◆ Supplied records:

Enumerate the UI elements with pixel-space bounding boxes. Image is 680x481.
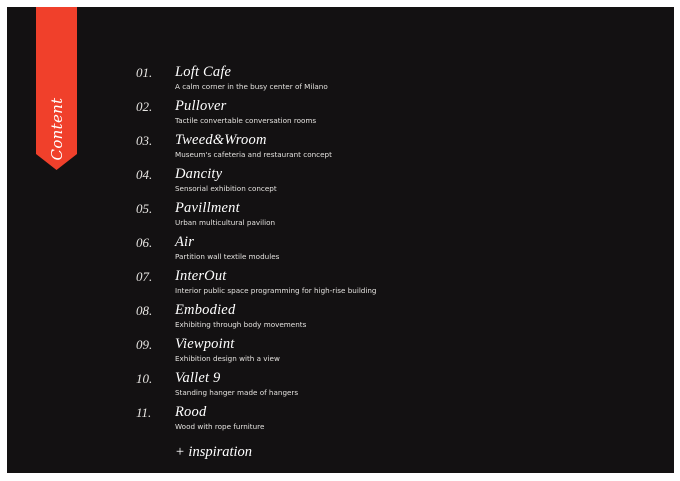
entry-title[interactable]: Pavillment (175, 200, 240, 216)
entry-subtitle: Tactile convertable conversation rooms (175, 116, 317, 125)
entry-title[interactable]: Rood (175, 404, 207, 420)
content-page (7, 7, 674, 473)
entry-title[interactable]: Dancity (175, 166, 223, 182)
entry-number: 04. (136, 167, 153, 182)
entry-number: 06. (136, 235, 153, 250)
entry-subtitle: Wood with rope furniture (175, 422, 265, 431)
entry-number: 02. (136, 99, 153, 114)
toc-entry[interactable] (7, 65, 427, 95)
toc-entry[interactable] (7, 201, 427, 231)
entry-subtitle: Urban multicultural pavilion (175, 218, 276, 227)
toc-entry[interactable] (7, 405, 427, 435)
entry-title[interactable]: Tweed&Wroom (175, 132, 267, 148)
toc-entry[interactable] (7, 371, 427, 401)
entry-subtitle: Sensorial exhibition concept (175, 184, 277, 193)
toc-entry[interactable] (7, 99, 427, 129)
toc-entry[interactable] (7, 235, 427, 265)
entry-number: 09. (136, 337, 153, 352)
inspiration-link[interactable]: + inspiration (175, 444, 253, 460)
entry-title[interactable]: InterOut (175, 268, 227, 284)
entry-subtitle: Interior public space programming for high-rise building (175, 286, 377, 295)
entry-subtitle: Standing hanger made of hangers (175, 388, 299, 397)
toc-entry[interactable] (7, 269, 427, 299)
entry-number: 10. (136, 371, 153, 386)
toc-entry[interactable] (7, 303, 427, 333)
entry-title[interactable]: Loft Cafe (175, 64, 232, 80)
entry-number: 11. (136, 405, 152, 420)
toc-entry[interactable] (7, 133, 427, 163)
entry-number: 03. (136, 133, 153, 148)
entry-subtitle: A calm corner in the busy center of Milano (175, 82, 328, 91)
entry-subtitle: Exhibition design with a view (175, 354, 280, 363)
entry-number: 01. (136, 65, 153, 80)
entry-title[interactable]: Pullover (175, 98, 227, 114)
entry-number: 07. (136, 269, 153, 284)
entry-title[interactable]: Viewpoint (175, 336, 235, 352)
entry-subtitle: Museum's cafeteria and restaurant concept (175, 150, 332, 159)
entry-title[interactable]: Air (175, 234, 195, 250)
entry-number: 08. (136, 303, 153, 318)
entry-title[interactable]: Embodied (175, 302, 236, 318)
toc-entry[interactable] (7, 167, 427, 197)
toc-entry[interactable] (7, 337, 427, 367)
entry-title[interactable]: Vallet 9 (175, 370, 221, 386)
entry-subtitle: Partition wall textile modules (175, 252, 280, 261)
entry-number: 05. (136, 201, 153, 216)
ribbon-label: Content (48, 97, 66, 161)
entry-subtitle: Exhibiting through body movements (175, 320, 307, 329)
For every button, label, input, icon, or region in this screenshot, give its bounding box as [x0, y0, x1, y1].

◆ Given exercise: Return every line of the entry above verbatim, leaving out the picture.

◆ Final result:
Enumerate the UI elements with pixel-space bounding boxes. Image is 680x481.
entry-title[interactable]: Pavillment (175, 200, 240, 216)
entry-subtitle: Tactile convertable conversation rooms (175, 116, 317, 125)
entry-title[interactable]: Rood (175, 404, 207, 420)
content-page (7, 7, 674, 473)
entry-title[interactable]: Dancity (175, 166, 223, 182)
entry-number: 04. (136, 167, 153, 182)
entry-number: 06. (136, 235, 153, 250)
entry-subtitle: Wood with rope furniture (175, 422, 265, 431)
entry-number: 02. (136, 99, 153, 114)
toc-entry[interactable] (7, 65, 427, 95)
toc-entry[interactable] (7, 201, 427, 231)
entry-subtitle: Urban multicultural pavilion (175, 218, 276, 227)
toc-entry[interactable] (7, 405, 427, 435)
entry-title[interactable]: Tweed&Wroom (175, 132, 267, 148)
toc-entry[interactable] (7, 371, 427, 401)
entry-subtitle: Sensorial exhibition concept (175, 184, 277, 193)
toc-entry[interactable] (7, 99, 427, 129)
toc-entry[interactable] (7, 235, 427, 265)
entry-number: 09. (136, 337, 153, 352)
inspiration-link[interactable]: + inspiration (175, 444, 253, 460)
entry-title[interactable]: InterOut (175, 268, 227, 284)
entry-subtitle: Interior public space programming for high-rise building (175, 286, 377, 295)
entry-subtitle: Standing hanger made of hangers (175, 388, 299, 397)
toc-entry[interactable] (7, 269, 427, 299)
entry-number: 10. (136, 371, 153, 386)
toc-entry[interactable] (7, 303, 427, 333)
entry-title[interactable]: Loft Cafe (175, 64, 232, 80)
entry-number: 11. (136, 405, 152, 420)
toc-entry[interactable] (7, 133, 427, 163)
entry-number: 03. (136, 133, 153, 148)
entry-subtitle: A calm corner in the busy center of Milano (175, 82, 328, 91)
entry-subtitle: Exhibition design with a view (175, 354, 280, 363)
entry-number: 01. (136, 65, 153, 80)
entry-title[interactable]: Pullover (175, 98, 227, 114)
entry-number: 07. (136, 269, 153, 284)
entry-title[interactable]: Viewpoint (175, 336, 235, 352)
entry-subtitle: Museum's cafeteria and restaurant concept (175, 150, 332, 159)
entry-title[interactable]: Air (175, 234, 195, 250)
entry-number: 08. (136, 303, 153, 318)
entry-title[interactable]: Embodied (175, 302, 236, 318)
toc-entry[interactable] (7, 167, 427, 197)
toc-entry[interactable] (7, 337, 427, 367)
entry-title[interactable]: Vallet 9 (175, 370, 221, 386)
entry-subtitle: Partition wall textile modules (175, 252, 280, 261)
entry-number: 05. (136, 201, 153, 216)
ribbon-label: Content (48, 97, 66, 161)
entry-subtitle: Exhibiting through body movements (175, 320, 307, 329)
For every button, label, input, icon, or region in this screenshot, give its bounding box as [x0, y0, x1, y1].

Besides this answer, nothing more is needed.